**Work to complete**
Every line below should be copied exactly; drop the pictures.

**Recorded data**

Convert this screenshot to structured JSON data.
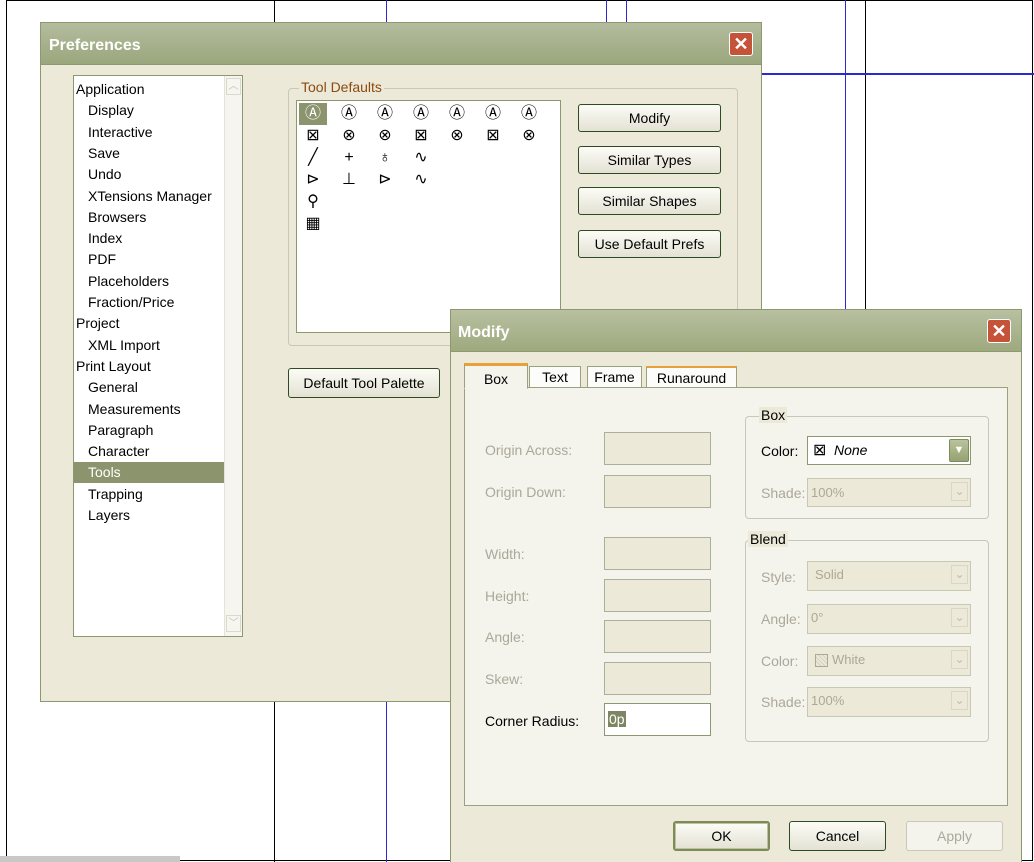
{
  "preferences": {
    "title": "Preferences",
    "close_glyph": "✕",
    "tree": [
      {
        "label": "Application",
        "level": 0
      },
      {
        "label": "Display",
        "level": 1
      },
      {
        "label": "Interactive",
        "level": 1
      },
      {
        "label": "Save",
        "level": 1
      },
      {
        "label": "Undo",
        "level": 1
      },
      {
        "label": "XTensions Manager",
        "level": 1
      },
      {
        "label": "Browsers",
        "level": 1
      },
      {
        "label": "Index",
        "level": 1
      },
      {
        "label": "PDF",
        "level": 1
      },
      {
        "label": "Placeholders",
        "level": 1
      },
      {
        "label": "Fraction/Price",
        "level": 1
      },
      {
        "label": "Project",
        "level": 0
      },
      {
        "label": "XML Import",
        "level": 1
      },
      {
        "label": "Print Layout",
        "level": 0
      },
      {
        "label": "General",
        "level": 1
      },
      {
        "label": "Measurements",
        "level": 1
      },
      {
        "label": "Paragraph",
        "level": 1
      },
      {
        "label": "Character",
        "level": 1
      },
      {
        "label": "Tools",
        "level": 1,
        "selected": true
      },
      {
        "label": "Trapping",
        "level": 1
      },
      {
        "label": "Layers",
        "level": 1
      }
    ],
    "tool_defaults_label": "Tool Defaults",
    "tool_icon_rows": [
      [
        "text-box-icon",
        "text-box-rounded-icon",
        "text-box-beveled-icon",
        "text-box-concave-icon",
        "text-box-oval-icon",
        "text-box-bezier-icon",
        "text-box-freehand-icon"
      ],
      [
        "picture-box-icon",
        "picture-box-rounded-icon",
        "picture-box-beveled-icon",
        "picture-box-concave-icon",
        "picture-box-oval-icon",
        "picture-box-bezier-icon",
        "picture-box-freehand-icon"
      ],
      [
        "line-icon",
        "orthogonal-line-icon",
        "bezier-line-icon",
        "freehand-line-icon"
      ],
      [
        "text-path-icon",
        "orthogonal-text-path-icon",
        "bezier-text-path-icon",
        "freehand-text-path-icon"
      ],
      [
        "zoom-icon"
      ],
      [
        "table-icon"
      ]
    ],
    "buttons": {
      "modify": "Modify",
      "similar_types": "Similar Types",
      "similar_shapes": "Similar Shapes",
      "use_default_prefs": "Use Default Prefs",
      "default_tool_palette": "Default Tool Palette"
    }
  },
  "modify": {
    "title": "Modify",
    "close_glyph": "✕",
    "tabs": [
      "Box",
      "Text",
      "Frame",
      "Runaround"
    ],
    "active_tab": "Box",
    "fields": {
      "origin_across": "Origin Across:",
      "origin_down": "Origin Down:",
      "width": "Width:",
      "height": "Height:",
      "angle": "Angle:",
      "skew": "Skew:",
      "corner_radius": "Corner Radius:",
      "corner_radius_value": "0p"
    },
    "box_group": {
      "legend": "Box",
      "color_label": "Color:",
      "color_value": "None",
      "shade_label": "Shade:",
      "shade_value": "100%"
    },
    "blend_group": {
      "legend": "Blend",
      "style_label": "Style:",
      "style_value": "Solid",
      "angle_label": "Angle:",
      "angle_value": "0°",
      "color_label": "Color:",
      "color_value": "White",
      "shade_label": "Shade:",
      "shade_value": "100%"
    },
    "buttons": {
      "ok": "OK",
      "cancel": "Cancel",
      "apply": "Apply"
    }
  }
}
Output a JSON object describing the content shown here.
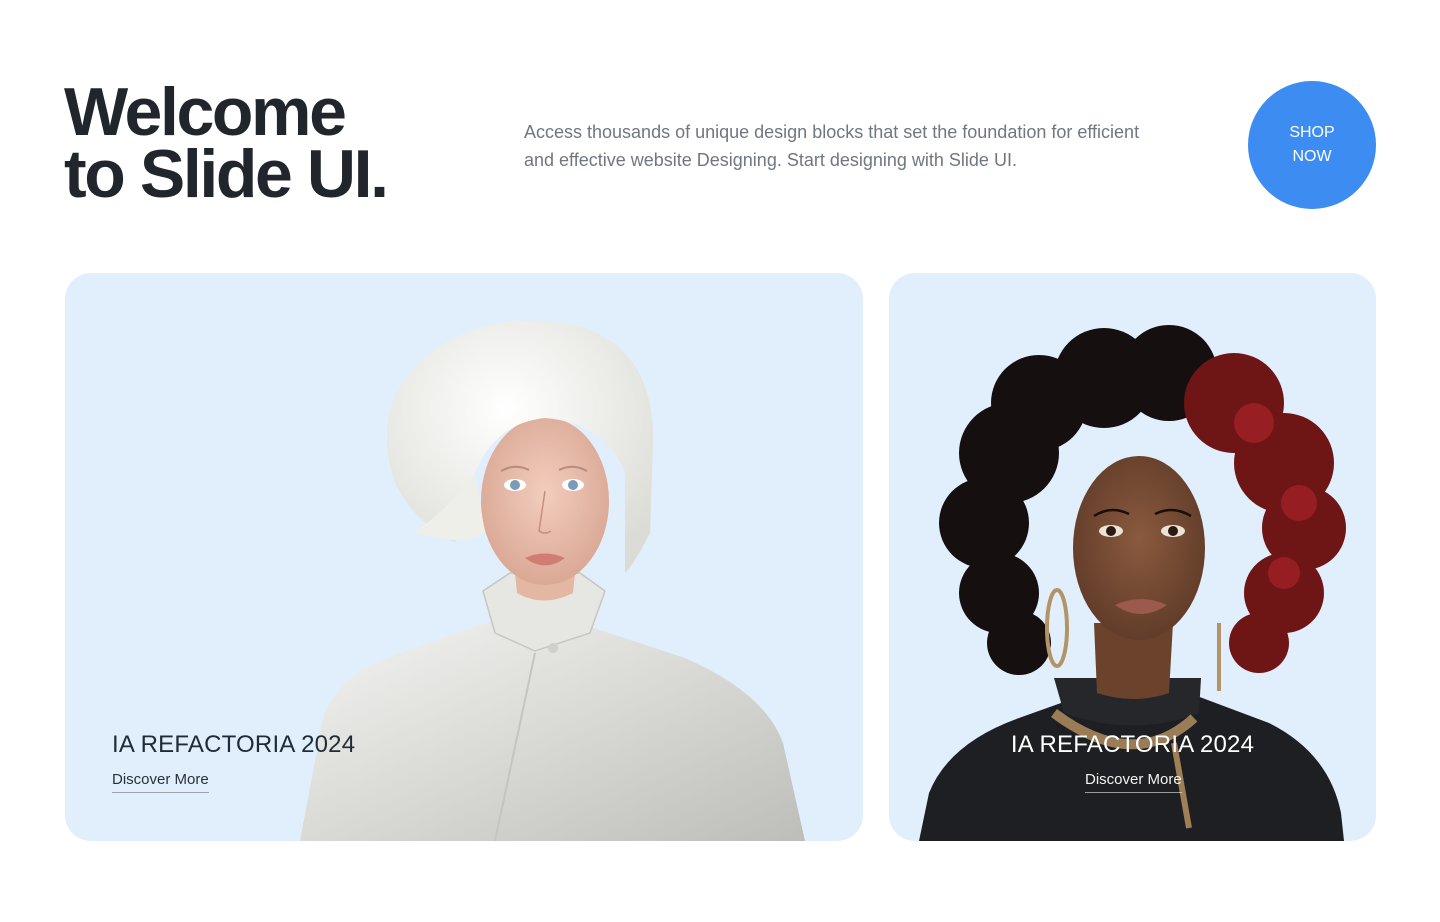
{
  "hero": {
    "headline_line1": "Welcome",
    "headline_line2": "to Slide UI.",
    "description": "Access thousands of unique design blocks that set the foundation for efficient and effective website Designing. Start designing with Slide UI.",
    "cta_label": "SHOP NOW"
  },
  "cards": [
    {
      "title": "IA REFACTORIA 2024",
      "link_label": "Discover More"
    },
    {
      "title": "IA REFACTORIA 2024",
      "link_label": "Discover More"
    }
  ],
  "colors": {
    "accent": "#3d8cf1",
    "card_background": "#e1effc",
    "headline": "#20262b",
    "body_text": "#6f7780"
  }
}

**Final result**
Convert this screenshot to structured JSON data.
{
  "preferences": {
    "title": "Preferences",
    "close_glyph": "✕",
    "tree": [
      {
        "label": "Application",
        "level": 0
      },
      {
        "label": "Display",
        "level": 1
      },
      {
        "label": "Interactive",
        "level": 1
      },
      {
        "label": "Save",
        "level": 1
      },
      {
        "label": "Undo",
        "level": 1
      },
      {
        "label": "XTensions Manager",
        "level": 1
      },
      {
        "label": "Browsers",
        "level": 1
      },
      {
        "label": "Index",
        "level": 1
      },
      {
        "label": "PDF",
        "level": 1
      },
      {
        "label": "Placeholders",
        "level": 1
      },
      {
        "label": "Fraction/Price",
        "level": 1
      },
      {
        "label": "Project",
        "level": 0
      },
      {
        "label": "XML Import",
        "level": 1
      },
      {
        "label": "Print Layout",
        "level": 0
      },
      {
        "label": "General",
        "level": 1
      },
      {
        "label": "Measurements",
        "level": 1
      },
      {
        "label": "Paragraph",
        "level": 1
      },
      {
        "label": "Character",
        "level": 1
      },
      {
        "label": "Tools",
        "level": 1,
        "selected": true
      },
      {
        "label": "Trapping",
        "level": 1
      },
      {
        "label": "Layers",
        "level": 1
      }
    ],
    "tool_defaults_label": "Tool Defaults",
    "tool_icon_rows": [
      [
        "text-box-icon",
        "text-box-rounded-icon",
        "text-box-beveled-icon",
        "text-box-concave-icon",
        "text-box-oval-icon",
        "text-box-bezier-icon",
        "text-box-freehand-icon"
      ],
      [
        "picture-box-icon",
        "picture-box-rounded-icon",
        "picture-box-beveled-icon",
        "picture-box-concave-icon",
        "picture-box-oval-icon",
        "picture-box-bezier-icon",
        "picture-box-freehand-icon"
      ],
      [
        "line-icon",
        "orthogonal-line-icon",
        "bezier-line-icon",
        "freehand-line-icon"
      ],
      [
        "text-path-icon",
        "orthogonal-text-path-icon",
        "bezier-text-path-icon",
        "freehand-text-path-icon"
      ],
      [
        "zoom-icon"
      ],
      [
        "table-icon"
      ]
    ],
    "buttons": {
      "modify": "Modify",
      "similar_types": "Similar Types",
      "similar_shapes": "Similar Shapes",
      "use_default_prefs": "Use Default Prefs",
      "default_tool_palette": "Default Tool Palette"
    }
  },
  "modify": {
    "title": "Modify",
    "close_glyph": "✕",
    "tabs": [
      "Box",
      "Text",
      "Frame",
      "Runaround"
    ],
    "active_tab": "Box",
    "fields": {
      "origin_across": "Origin Across:",
      "origin_down": "Origin Down:",
      "width": "Width:",
      "height": "Height:",
      "angle": "Angle:",
      "skew": "Skew:",
      "corner_radius": "Corner Radius:",
      "corner_radius_value": "0p"
    },
    "box_group": {
      "legend": "Box",
      "color_label": "Color:",
      "color_value": "None",
      "shade_label": "Shade:",
      "shade_value": "100%"
    },
    "blend_group": {
      "legend": "Blend",
      "style_label": "Style:",
      "style_value": "Solid",
      "angle_label": "Angle:",
      "angle_value": "0°",
      "color_label": "Color:",
      "color_value": "White",
      "shade_label": "Shade:",
      "shade_value": "100%"
    },
    "buttons": {
      "ok": "OK",
      "cancel": "Cancel",
      "apply": "Apply"
    }
  }
}
Output a JSON object describing the content shown here.
{
  "hero": {
    "headline_line1": "Welcome",
    "headline_line2": "to Slide UI.",
    "description": "Access thousands of unique design blocks that set the foundation for efficient and effective website Designing. Start designing with Slide UI.",
    "cta_label": "SHOP NOW"
  },
  "cards": [
    {
      "title": "IA REFACTORIA 2024",
      "link_label": "Discover More"
    },
    {
      "title": "IA REFACTORIA 2024",
      "link_label": "Discover More"
    }
  ],
  "colors": {
    "accent": "#3d8cf1",
    "card_background": "#e1effc",
    "headline": "#20262b",
    "body_text": "#6f7780"
  }
}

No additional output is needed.